— BEGIN Source data —

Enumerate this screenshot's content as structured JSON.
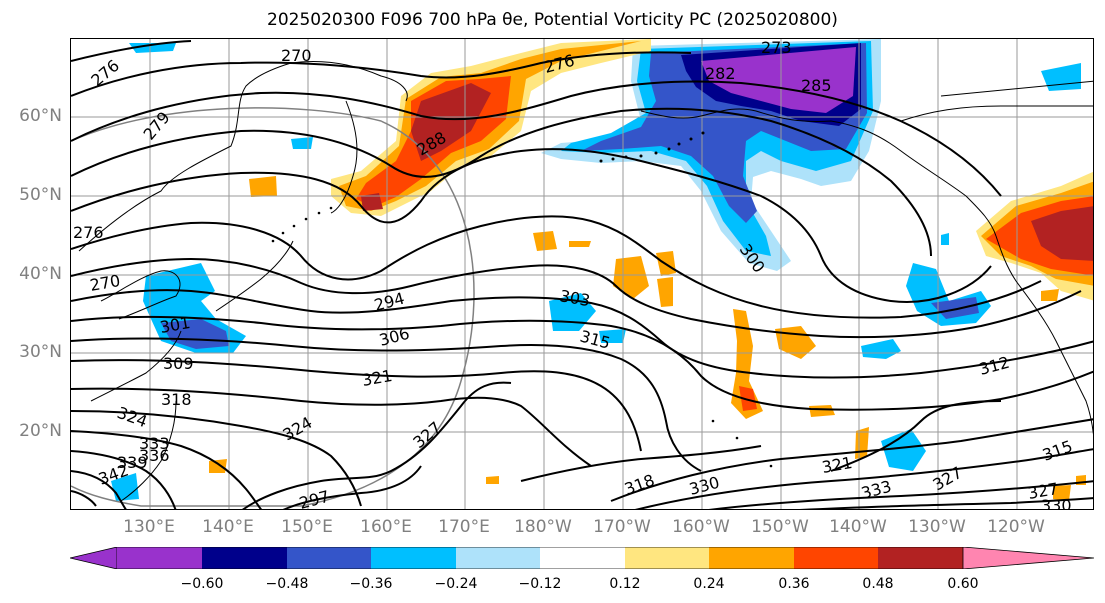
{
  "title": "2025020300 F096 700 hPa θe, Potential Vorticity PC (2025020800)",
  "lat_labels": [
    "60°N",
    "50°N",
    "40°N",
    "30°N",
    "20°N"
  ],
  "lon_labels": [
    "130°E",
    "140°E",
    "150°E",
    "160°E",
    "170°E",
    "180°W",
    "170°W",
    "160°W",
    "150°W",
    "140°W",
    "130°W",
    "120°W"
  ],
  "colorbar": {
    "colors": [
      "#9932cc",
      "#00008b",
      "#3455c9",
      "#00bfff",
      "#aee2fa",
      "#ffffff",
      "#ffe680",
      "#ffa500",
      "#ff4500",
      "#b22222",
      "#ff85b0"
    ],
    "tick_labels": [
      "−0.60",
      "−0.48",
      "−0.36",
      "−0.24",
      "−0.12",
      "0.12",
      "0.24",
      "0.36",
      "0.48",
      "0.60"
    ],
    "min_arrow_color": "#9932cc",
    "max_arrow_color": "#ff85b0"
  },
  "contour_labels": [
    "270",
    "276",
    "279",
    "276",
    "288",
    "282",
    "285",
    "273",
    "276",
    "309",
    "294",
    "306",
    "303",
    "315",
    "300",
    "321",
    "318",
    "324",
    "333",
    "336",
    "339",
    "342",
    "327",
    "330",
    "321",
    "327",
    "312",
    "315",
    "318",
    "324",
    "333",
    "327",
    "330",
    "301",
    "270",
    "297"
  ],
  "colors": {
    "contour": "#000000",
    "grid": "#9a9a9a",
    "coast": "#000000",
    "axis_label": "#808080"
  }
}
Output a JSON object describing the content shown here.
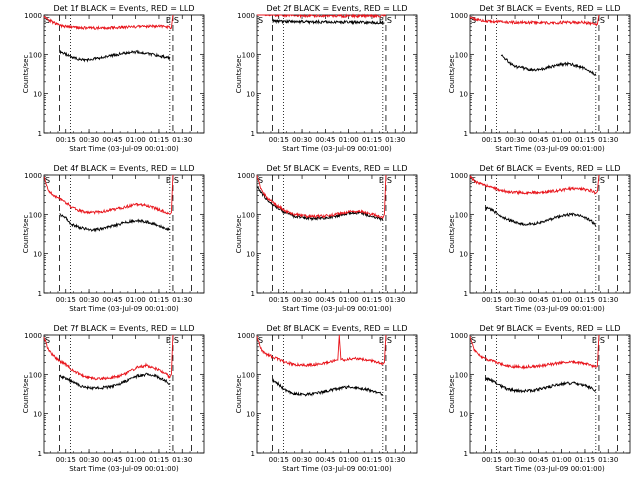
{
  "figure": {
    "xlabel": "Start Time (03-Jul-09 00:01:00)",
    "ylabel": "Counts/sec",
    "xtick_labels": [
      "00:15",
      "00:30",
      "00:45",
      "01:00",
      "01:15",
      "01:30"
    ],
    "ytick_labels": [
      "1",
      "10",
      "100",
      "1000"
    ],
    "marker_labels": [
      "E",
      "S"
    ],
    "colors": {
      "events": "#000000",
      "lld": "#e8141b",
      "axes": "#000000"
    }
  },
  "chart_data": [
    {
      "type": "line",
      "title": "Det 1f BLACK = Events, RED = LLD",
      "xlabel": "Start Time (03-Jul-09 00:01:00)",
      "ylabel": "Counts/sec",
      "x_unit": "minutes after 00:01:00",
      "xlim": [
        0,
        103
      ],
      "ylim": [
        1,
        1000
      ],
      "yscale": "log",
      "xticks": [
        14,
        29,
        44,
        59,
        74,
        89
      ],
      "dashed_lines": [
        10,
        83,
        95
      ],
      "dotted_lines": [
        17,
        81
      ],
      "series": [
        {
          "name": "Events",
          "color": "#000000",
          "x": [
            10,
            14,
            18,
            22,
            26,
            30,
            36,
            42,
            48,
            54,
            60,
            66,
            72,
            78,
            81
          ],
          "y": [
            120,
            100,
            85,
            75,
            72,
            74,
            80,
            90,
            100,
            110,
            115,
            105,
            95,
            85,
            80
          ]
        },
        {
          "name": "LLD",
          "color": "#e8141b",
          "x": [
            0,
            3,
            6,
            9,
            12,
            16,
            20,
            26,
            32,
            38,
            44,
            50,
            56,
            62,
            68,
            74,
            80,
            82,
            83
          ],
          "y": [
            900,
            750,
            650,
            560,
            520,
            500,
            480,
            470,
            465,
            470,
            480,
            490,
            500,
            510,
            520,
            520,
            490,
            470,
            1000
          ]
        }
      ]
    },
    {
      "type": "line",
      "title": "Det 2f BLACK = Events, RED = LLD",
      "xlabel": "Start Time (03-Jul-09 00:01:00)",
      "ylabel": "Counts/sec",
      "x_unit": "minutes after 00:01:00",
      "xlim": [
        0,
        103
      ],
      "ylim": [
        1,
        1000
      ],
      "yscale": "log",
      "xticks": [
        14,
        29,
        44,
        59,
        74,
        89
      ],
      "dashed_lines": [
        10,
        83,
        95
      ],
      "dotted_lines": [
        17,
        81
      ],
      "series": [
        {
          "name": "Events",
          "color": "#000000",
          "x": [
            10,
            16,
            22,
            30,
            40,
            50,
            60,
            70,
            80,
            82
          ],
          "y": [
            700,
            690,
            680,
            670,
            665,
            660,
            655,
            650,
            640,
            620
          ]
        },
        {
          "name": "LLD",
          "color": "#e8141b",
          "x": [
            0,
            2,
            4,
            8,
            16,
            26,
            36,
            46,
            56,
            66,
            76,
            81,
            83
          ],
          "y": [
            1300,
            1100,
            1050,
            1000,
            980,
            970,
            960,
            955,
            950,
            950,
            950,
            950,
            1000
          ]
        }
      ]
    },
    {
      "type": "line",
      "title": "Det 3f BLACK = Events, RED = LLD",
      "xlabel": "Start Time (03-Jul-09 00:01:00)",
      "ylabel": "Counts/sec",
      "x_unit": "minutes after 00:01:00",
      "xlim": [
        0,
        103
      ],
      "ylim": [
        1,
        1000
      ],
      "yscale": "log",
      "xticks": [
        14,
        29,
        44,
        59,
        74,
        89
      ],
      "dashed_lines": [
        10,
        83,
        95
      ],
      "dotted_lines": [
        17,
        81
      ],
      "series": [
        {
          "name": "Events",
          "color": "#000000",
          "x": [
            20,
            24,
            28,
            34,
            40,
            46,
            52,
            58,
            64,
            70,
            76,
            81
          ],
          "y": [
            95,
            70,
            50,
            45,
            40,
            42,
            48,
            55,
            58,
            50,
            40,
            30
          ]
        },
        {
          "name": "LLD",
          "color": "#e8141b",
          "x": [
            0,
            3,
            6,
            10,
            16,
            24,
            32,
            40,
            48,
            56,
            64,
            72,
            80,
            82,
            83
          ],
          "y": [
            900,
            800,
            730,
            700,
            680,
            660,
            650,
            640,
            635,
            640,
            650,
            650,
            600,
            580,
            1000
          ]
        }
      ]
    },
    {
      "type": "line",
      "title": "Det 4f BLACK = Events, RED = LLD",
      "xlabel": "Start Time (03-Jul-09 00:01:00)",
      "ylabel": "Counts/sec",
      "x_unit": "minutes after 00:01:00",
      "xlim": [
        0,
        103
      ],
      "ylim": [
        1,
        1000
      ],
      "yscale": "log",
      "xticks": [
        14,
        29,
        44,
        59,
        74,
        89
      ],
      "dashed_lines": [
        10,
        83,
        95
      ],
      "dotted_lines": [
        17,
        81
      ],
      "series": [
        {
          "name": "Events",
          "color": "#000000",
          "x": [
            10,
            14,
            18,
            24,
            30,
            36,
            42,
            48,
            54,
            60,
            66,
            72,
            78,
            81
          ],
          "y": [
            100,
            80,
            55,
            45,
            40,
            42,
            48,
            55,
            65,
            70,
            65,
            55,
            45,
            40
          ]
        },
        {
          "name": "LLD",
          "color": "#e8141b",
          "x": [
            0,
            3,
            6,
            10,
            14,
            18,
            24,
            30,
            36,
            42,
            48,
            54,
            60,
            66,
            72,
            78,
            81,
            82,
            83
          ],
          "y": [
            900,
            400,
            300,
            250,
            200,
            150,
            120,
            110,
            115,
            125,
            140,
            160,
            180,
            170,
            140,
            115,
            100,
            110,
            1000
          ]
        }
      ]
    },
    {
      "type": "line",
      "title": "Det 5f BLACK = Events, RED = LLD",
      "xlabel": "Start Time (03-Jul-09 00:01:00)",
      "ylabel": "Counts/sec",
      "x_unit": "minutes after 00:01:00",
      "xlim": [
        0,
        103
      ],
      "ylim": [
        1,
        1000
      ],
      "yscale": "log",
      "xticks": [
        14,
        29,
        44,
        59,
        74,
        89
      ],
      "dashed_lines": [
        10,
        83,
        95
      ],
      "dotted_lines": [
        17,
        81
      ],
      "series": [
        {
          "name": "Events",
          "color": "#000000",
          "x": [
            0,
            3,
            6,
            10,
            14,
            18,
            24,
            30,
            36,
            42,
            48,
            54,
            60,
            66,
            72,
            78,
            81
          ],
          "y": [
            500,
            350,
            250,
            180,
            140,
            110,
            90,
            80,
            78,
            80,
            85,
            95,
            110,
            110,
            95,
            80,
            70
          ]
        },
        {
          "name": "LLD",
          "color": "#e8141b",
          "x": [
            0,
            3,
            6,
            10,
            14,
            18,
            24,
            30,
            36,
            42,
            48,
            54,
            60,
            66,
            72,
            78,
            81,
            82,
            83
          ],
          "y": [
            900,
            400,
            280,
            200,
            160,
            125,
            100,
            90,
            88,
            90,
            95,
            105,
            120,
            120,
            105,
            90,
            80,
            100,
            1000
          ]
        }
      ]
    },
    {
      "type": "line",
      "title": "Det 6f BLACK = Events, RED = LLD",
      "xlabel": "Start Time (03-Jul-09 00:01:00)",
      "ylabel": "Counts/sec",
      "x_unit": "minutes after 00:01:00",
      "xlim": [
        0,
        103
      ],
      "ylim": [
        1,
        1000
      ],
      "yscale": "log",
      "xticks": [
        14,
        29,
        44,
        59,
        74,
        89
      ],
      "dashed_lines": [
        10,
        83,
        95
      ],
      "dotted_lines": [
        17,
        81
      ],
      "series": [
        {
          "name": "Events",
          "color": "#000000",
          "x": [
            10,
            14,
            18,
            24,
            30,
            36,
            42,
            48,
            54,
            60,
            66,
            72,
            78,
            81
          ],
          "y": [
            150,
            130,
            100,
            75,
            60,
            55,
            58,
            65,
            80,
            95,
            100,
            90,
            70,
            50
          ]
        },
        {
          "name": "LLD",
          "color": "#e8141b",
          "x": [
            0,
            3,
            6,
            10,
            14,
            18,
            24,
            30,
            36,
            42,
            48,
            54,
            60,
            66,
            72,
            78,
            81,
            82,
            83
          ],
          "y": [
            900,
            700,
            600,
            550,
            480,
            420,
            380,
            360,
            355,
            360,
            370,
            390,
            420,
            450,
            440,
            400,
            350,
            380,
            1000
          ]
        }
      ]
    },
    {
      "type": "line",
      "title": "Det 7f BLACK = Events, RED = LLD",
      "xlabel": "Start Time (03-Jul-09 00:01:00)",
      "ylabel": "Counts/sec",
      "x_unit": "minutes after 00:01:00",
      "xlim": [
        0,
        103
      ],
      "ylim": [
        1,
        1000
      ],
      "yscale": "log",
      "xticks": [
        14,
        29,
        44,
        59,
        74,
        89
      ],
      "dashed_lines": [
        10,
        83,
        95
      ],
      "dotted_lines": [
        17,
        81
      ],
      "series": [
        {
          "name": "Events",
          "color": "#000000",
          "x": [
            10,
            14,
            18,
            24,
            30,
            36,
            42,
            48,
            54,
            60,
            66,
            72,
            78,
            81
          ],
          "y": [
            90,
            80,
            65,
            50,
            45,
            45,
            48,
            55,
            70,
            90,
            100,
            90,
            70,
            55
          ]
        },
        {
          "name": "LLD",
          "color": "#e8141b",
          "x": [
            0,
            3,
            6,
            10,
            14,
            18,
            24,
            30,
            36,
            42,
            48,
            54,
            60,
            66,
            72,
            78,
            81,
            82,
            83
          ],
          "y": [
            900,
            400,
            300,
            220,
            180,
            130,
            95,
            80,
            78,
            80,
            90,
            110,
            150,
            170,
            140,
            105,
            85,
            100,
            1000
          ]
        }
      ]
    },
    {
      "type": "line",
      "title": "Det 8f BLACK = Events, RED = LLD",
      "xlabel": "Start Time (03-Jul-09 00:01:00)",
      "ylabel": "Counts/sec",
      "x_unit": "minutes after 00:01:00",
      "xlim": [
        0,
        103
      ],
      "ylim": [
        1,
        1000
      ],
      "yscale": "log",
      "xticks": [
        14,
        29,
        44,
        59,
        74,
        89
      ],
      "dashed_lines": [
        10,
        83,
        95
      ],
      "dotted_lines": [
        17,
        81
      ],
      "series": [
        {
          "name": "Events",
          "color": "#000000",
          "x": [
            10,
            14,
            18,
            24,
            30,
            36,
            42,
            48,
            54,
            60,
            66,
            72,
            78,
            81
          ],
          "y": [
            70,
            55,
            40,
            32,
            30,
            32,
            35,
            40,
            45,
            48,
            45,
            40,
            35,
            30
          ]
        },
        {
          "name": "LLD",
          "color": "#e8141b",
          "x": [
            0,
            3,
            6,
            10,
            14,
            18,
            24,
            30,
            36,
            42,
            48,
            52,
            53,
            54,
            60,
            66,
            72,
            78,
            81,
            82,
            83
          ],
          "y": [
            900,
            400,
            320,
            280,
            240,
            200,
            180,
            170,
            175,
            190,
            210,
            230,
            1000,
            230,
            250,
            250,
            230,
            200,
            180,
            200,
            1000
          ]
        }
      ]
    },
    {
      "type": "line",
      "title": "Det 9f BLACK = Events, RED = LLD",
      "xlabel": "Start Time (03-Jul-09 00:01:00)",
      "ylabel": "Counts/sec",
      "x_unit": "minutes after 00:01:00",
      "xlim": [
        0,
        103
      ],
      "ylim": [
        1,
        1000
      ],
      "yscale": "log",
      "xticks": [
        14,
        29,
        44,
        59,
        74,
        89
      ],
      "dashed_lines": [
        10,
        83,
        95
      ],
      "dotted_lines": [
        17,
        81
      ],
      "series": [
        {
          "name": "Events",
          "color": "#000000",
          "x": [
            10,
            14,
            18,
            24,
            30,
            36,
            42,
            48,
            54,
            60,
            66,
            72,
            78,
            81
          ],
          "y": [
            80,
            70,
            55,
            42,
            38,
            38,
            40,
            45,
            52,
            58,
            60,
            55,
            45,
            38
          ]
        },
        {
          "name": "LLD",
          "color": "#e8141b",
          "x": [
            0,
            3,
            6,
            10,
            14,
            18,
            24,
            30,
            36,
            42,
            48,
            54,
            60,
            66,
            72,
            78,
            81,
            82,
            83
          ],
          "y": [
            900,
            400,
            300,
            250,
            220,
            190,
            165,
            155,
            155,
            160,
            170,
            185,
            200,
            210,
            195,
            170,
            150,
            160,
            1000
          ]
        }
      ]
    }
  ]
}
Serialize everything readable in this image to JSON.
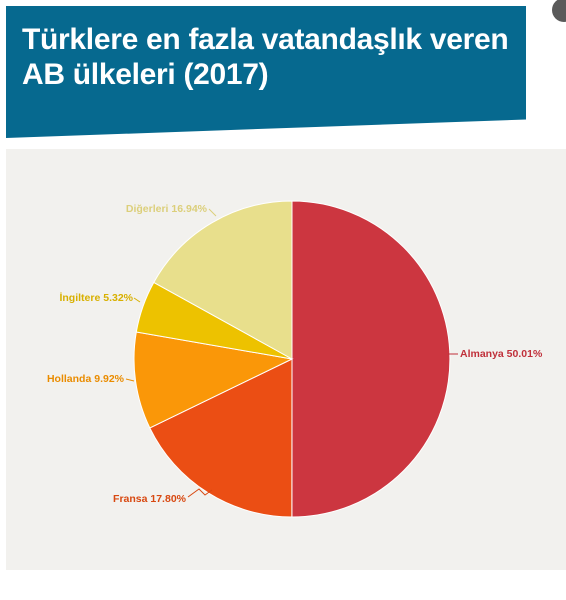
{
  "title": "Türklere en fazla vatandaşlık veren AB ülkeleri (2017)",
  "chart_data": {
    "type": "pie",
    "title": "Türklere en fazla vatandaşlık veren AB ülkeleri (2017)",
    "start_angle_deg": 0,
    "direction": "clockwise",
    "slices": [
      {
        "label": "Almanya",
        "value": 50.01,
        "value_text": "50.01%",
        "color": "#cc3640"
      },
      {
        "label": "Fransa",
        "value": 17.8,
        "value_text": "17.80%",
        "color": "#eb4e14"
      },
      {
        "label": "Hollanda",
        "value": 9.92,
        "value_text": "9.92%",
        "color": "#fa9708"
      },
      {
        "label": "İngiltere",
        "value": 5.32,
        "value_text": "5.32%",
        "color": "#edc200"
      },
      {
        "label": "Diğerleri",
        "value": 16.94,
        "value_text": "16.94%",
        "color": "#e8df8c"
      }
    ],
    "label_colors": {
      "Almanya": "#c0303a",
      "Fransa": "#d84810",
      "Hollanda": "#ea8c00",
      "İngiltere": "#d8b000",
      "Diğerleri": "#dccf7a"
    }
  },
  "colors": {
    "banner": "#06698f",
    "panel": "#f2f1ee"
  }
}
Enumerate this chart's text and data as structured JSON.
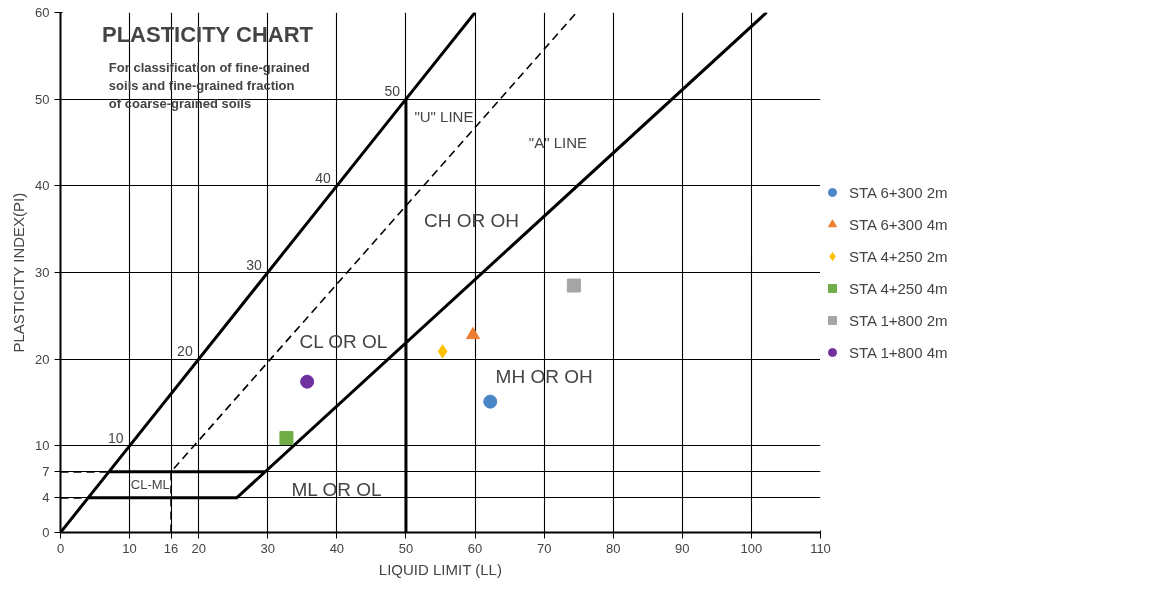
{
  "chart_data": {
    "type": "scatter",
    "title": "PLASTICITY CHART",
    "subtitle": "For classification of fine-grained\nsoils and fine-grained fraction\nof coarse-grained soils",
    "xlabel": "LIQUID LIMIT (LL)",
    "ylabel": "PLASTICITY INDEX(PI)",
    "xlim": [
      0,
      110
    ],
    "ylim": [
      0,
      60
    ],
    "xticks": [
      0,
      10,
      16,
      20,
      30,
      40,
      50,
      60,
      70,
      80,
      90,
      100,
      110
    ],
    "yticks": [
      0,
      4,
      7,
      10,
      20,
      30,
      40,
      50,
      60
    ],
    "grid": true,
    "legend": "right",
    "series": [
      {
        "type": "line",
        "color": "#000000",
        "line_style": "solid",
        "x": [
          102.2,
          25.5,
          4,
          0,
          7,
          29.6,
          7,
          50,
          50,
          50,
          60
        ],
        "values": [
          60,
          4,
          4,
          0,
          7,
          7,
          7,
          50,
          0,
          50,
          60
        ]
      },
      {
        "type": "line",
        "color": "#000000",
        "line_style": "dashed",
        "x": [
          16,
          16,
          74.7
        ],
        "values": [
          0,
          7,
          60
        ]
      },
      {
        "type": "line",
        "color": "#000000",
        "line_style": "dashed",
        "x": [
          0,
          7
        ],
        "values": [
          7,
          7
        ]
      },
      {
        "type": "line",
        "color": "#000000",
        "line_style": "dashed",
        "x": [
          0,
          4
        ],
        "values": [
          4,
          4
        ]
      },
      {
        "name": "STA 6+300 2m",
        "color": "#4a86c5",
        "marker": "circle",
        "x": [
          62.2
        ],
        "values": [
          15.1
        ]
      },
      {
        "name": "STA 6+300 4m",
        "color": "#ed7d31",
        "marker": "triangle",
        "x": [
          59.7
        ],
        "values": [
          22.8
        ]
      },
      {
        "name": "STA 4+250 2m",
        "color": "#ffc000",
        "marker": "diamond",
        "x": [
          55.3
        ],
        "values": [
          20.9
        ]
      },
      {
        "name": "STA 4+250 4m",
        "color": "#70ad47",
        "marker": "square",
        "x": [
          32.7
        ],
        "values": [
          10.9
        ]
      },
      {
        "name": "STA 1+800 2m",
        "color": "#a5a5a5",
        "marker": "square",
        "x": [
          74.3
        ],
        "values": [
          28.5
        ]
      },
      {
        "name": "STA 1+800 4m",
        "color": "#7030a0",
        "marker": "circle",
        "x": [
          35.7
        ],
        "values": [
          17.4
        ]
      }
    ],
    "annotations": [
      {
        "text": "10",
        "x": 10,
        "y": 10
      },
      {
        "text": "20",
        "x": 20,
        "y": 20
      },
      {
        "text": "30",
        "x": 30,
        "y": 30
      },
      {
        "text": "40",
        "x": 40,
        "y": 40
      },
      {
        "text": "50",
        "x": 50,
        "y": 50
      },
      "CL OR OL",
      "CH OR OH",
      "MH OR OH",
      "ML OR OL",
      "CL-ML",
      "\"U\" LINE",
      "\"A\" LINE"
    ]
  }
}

— END Source data —

Written request →
Locate the lines above that hold the word "JSON". Show every one of them.

Problem solution →
Enumerate this screenshot's content as structured JSON.
Output a JSON object describing the content shown here.
Serialize everything readable in this image to JSON.
Enumerate this chart's text and data as structured JSON.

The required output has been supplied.